** Start **

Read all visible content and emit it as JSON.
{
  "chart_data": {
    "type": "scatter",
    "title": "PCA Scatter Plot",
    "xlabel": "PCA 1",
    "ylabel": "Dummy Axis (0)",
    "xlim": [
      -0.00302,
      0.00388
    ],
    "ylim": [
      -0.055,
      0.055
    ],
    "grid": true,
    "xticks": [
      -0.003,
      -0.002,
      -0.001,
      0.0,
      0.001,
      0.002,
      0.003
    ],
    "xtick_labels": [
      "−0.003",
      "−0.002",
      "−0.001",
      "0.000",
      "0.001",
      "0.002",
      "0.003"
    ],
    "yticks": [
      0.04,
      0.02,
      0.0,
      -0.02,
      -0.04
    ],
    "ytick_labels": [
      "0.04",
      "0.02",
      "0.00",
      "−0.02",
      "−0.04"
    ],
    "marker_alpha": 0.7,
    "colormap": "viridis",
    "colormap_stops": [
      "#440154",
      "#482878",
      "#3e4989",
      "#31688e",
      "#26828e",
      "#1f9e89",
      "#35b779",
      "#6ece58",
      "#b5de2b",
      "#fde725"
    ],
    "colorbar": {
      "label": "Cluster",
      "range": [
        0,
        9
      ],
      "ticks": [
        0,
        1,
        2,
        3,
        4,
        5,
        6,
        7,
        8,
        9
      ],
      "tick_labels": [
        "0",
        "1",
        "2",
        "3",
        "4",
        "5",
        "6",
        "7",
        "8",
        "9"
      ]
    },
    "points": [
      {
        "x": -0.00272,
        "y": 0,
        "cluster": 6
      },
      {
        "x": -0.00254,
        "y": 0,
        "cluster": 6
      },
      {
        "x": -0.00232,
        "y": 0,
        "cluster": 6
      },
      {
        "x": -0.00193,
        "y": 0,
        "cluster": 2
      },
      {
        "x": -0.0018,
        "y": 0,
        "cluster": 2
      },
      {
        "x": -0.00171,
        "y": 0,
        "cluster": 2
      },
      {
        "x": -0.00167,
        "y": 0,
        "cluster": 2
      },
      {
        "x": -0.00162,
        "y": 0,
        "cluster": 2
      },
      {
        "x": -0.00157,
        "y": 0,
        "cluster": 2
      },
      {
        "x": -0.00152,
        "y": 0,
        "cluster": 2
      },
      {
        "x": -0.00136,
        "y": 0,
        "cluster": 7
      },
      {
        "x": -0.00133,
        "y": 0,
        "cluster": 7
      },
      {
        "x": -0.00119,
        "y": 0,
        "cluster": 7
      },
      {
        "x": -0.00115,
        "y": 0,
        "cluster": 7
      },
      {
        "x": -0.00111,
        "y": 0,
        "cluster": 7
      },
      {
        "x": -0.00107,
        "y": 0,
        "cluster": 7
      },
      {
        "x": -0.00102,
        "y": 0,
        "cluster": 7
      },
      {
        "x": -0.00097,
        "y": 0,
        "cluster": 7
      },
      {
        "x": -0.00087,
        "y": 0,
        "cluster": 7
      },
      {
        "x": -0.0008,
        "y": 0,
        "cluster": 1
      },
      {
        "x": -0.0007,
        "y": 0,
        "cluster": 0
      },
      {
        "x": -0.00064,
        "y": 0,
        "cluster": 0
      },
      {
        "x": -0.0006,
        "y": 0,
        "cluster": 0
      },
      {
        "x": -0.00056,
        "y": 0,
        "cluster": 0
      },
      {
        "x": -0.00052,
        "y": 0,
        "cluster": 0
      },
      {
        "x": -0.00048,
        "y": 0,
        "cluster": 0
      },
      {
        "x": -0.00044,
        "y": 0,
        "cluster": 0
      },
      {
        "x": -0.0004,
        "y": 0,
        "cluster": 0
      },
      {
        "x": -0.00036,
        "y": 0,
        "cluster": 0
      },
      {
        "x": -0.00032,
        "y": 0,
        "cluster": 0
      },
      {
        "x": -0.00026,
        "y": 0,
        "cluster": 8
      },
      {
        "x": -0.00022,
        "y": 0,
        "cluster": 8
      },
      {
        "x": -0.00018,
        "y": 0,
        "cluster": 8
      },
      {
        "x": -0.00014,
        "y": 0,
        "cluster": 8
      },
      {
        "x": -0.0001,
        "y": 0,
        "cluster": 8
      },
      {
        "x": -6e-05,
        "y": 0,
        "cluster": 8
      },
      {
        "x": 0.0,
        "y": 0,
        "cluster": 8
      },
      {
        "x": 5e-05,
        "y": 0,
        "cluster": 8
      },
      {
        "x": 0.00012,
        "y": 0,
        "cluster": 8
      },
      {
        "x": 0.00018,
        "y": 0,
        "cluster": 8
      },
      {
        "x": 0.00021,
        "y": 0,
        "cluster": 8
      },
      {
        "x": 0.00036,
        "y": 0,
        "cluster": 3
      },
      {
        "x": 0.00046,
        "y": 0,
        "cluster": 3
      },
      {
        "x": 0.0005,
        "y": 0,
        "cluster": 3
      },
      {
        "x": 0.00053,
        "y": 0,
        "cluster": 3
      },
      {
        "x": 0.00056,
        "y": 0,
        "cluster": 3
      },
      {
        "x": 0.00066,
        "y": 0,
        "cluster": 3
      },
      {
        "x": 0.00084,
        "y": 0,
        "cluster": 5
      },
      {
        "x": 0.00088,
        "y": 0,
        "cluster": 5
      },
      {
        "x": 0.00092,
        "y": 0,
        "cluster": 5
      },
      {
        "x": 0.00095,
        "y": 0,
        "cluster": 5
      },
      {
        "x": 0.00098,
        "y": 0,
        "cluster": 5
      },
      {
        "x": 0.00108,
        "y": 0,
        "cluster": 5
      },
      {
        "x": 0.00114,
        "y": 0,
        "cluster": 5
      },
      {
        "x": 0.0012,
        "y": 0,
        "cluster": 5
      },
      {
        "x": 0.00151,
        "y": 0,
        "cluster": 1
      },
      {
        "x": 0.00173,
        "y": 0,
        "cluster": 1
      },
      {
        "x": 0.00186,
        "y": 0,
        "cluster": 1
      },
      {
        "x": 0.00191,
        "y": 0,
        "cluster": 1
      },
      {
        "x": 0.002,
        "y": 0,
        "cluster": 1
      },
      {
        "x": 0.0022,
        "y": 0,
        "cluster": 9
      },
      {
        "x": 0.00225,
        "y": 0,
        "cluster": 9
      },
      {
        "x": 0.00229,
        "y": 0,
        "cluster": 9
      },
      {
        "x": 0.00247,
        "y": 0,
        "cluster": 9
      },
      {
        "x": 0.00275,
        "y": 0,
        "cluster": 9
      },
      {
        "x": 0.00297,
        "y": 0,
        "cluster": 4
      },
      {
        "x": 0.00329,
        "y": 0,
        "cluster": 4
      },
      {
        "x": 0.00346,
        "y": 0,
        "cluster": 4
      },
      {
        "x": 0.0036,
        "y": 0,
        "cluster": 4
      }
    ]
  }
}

** End **

> _Aim of the task_:
What is needed here is an exact reproduction of all the entries.

> _Task answer_:
Read all visible content and emit it as JSON.
{
  "chart_data": {
    "type": "scatter",
    "title": "PCA Scatter Plot",
    "xlabel": "PCA 1",
    "ylabel": "Dummy Axis (0)",
    "xlim": [
      -0.00302,
      0.00388
    ],
    "ylim": [
      -0.055,
      0.055
    ],
    "grid": true,
    "xticks": [
      -0.003,
      -0.002,
      -0.001,
      0.0,
      0.001,
      0.002,
      0.003
    ],
    "xtick_labels": [
      "−0.003",
      "−0.002",
      "−0.001",
      "0.000",
      "0.001",
      "0.002",
      "0.003"
    ],
    "yticks": [
      0.04,
      0.02,
      0.0,
      -0.02,
      -0.04
    ],
    "ytick_labels": [
      "0.04",
      "0.02",
      "0.00",
      "−0.02",
      "−0.04"
    ],
    "marker_alpha": 0.7,
    "colormap": "viridis",
    "colormap_stops": [
      "#440154",
      "#482878",
      "#3e4989",
      "#31688e",
      "#26828e",
      "#1f9e89",
      "#35b779",
      "#6ece58",
      "#b5de2b",
      "#fde725"
    ],
    "colorbar": {
      "label": "Cluster",
      "range": [
        0,
        9
      ],
      "ticks": [
        0,
        1,
        2,
        3,
        4,
        5,
        6,
        7,
        8,
        9
      ],
      "tick_labels": [
        "0",
        "1",
        "2",
        "3",
        "4",
        "5",
        "6",
        "7",
        "8",
        "9"
      ]
    },
    "points": [
      {
        "x": -0.00272,
        "y": 0,
        "cluster": 6
      },
      {
        "x": -0.00254,
        "y": 0,
        "cluster": 6
      },
      {
        "x": -0.00232,
        "y": 0,
        "cluster": 6
      },
      {
        "x": -0.00193,
        "y": 0,
        "cluster": 2
      },
      {
        "x": -0.0018,
        "y": 0,
        "cluster": 2
      },
      {
        "x": -0.00171,
        "y": 0,
        "cluster": 2
      },
      {
        "x": -0.00167,
        "y": 0,
        "cluster": 2
      },
      {
        "x": -0.00162,
        "y": 0,
        "cluster": 2
      },
      {
        "x": -0.00157,
        "y": 0,
        "cluster": 2
      },
      {
        "x": -0.00152,
        "y": 0,
        "cluster": 2
      },
      {
        "x": -0.00136,
        "y": 0,
        "cluster": 7
      },
      {
        "x": -0.00133,
        "y": 0,
        "cluster": 7
      },
      {
        "x": -0.00119,
        "y": 0,
        "cluster": 7
      },
      {
        "x": -0.00115,
        "y": 0,
        "cluster": 7
      },
      {
        "x": -0.00111,
        "y": 0,
        "cluster": 7
      },
      {
        "x": -0.00107,
        "y": 0,
        "cluster": 7
      },
      {
        "x": -0.00102,
        "y": 0,
        "cluster": 7
      },
      {
        "x": -0.00097,
        "y": 0,
        "cluster": 7
      },
      {
        "x": -0.00087,
        "y": 0,
        "cluster": 7
      },
      {
        "x": -0.0008,
        "y": 0,
        "cluster": 1
      },
      {
        "x": -0.0007,
        "y": 0,
        "cluster": 0
      },
      {
        "x": -0.00064,
        "y": 0,
        "cluster": 0
      },
      {
        "x": -0.0006,
        "y": 0,
        "cluster": 0
      },
      {
        "x": -0.00056,
        "y": 0,
        "cluster": 0
      },
      {
        "x": -0.00052,
        "y": 0,
        "cluster": 0
      },
      {
        "x": -0.00048,
        "y": 0,
        "cluster": 0
      },
      {
        "x": -0.00044,
        "y": 0,
        "cluster": 0
      },
      {
        "x": -0.0004,
        "y": 0,
        "cluster": 0
      },
      {
        "x": -0.00036,
        "y": 0,
        "cluster": 0
      },
      {
        "x": -0.00032,
        "y": 0,
        "cluster": 0
      },
      {
        "x": -0.00026,
        "y": 0,
        "cluster": 8
      },
      {
        "x": -0.00022,
        "y": 0,
        "cluster": 8
      },
      {
        "x": -0.00018,
        "y": 0,
        "cluster": 8
      },
      {
        "x": -0.00014,
        "y": 0,
        "cluster": 8
      },
      {
        "x": -0.0001,
        "y": 0,
        "cluster": 8
      },
      {
        "x": -6e-05,
        "y": 0,
        "cluster": 8
      },
      {
        "x": 0.0,
        "y": 0,
        "cluster": 8
      },
      {
        "x": 5e-05,
        "y": 0,
        "cluster": 8
      },
      {
        "x": 0.00012,
        "y": 0,
        "cluster": 8
      },
      {
        "x": 0.00018,
        "y": 0,
        "cluster": 8
      },
      {
        "x": 0.00021,
        "y": 0,
        "cluster": 8
      },
      {
        "x": 0.00036,
        "y": 0,
        "cluster": 3
      },
      {
        "x": 0.00046,
        "y": 0,
        "cluster": 3
      },
      {
        "x": 0.0005,
        "y": 0,
        "cluster": 3
      },
      {
        "x": 0.00053,
        "y": 0,
        "cluster": 3
      },
      {
        "x": 0.00056,
        "y": 0,
        "cluster": 3
      },
      {
        "x": 0.00066,
        "y": 0,
        "cluster": 3
      },
      {
        "x": 0.00084,
        "y": 0,
        "cluster": 5
      },
      {
        "x": 0.00088,
        "y": 0,
        "cluster": 5
      },
      {
        "x": 0.00092,
        "y": 0,
        "cluster": 5
      },
      {
        "x": 0.00095,
        "y": 0,
        "cluster": 5
      },
      {
        "x": 0.00098,
        "y": 0,
        "cluster": 5
      },
      {
        "x": 0.00108,
        "y": 0,
        "cluster": 5
      },
      {
        "x": 0.00114,
        "y": 0,
        "cluster": 5
      },
      {
        "x": 0.0012,
        "y": 0,
        "cluster": 5
      },
      {
        "x": 0.00151,
        "y": 0,
        "cluster": 1
      },
      {
        "x": 0.00173,
        "y": 0,
        "cluster": 1
      },
      {
        "x": 0.00186,
        "y": 0,
        "cluster": 1
      },
      {
        "x": 0.00191,
        "y": 0,
        "cluster": 1
      },
      {
        "x": 0.002,
        "y": 0,
        "cluster": 1
      },
      {
        "x": 0.0022,
        "y": 0,
        "cluster": 9
      },
      {
        "x": 0.00225,
        "y": 0,
        "cluster": 9
      },
      {
        "x": 0.00229,
        "y": 0,
        "cluster": 9
      },
      {
        "x": 0.00247,
        "y": 0,
        "cluster": 9
      },
      {
        "x": 0.00275,
        "y": 0,
        "cluster": 9
      },
      {
        "x": 0.00297,
        "y": 0,
        "cluster": 4
      },
      {
        "x": 0.00329,
        "y": 0,
        "cluster": 4
      },
      {
        "x": 0.00346,
        "y": 0,
        "cluster": 4
      },
      {
        "x": 0.0036,
        "y": 0,
        "cluster": 4
      }
    ]
  }
}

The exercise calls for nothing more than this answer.